**Passage to read:**

Perlin noise constructor and method(s) use

The Perlin Noise implemented in Panda is based on the original Perlin gradient noise, it’s input is scaled and repeatable. The noise is a gradient noise, based on a permutation table (which size by default is 256 in Panda). When you want to get a noise value for a given point, the algo will find the integer points around your point, calculate a gradient for each corner of the square using the permutation table and interpolate the result with the decimal part of your point.

So, to have some random noise, and not just a smooth gradient, yours points must not be too close, so so if you have a permutation table of size 256, you should not use point with less than 1/256 (well actually it depends on what you want :stuck_out_tongue: )

To help you, Panda perform a scaling of your point before generating the noise, so :

PerlinNoise2(1, 1, 256).noise(128, 128)

**Records supplied:**
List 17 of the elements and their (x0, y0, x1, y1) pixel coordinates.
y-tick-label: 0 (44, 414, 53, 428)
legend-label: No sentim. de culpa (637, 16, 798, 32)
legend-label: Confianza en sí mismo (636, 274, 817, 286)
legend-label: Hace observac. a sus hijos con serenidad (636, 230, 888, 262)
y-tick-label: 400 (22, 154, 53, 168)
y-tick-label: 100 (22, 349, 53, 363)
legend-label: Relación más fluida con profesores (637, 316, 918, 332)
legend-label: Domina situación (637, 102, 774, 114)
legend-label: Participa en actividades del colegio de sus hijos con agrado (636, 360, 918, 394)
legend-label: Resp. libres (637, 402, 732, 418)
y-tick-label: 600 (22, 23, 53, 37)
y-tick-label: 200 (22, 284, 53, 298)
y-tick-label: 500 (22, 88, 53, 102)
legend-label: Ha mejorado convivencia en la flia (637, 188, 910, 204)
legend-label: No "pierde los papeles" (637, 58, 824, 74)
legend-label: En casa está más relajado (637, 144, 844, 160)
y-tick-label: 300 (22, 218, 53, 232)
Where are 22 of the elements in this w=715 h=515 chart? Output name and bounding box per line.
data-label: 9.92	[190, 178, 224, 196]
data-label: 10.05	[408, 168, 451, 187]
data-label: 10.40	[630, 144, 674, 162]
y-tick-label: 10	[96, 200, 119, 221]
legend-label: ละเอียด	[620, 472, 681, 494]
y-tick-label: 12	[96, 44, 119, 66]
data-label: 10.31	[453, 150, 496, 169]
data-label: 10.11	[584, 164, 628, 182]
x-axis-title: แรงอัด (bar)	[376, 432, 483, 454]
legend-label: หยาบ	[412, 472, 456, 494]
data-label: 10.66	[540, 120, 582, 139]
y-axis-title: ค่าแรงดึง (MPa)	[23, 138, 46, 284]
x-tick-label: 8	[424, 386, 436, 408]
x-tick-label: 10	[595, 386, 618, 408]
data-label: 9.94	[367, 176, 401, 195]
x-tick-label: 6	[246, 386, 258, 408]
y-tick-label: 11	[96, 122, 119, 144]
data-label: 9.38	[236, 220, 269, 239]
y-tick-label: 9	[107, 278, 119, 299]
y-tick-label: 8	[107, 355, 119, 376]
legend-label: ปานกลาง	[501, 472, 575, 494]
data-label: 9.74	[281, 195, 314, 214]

**Tasks:**
1 – Answer these questions about the text on Perlin noise in Panda:
(a) What is the default size of the permutation table in Panda?
(b) What does the algorithm use to interpolate the result?
(c) What does Panda do to your point before it generates the noise?
2 – Continue the text on Perlin noise in Panda from the point where it stops.
You can answer everything here without the records.

**Responses to the exercise:**
1 –
(a) 256.
(b) The decimal part of your point.
(c) It scales the point.

2 –
is equivalent to

PerlinNoise2(256, 256, 256).noise(0.5, 0.5)

As the noise function is repeatable, there is no constraint of the noise position, you can use whatever you want. Also, as the scaling is a simple division, there is no limit either (except 0 for obvious reasons)

As Thaumaturge said, (sx, sy, …) can be seen as a scale of the noise frequency, a larger value meaning a higher frequency and so more variation per unit.

finally, you usually don’t need to change table size, 256 is a good compromise, anyway Perlin noise is quite boring used alone, instead you combine it (or stack it as defined in Panda) to make FBM noise.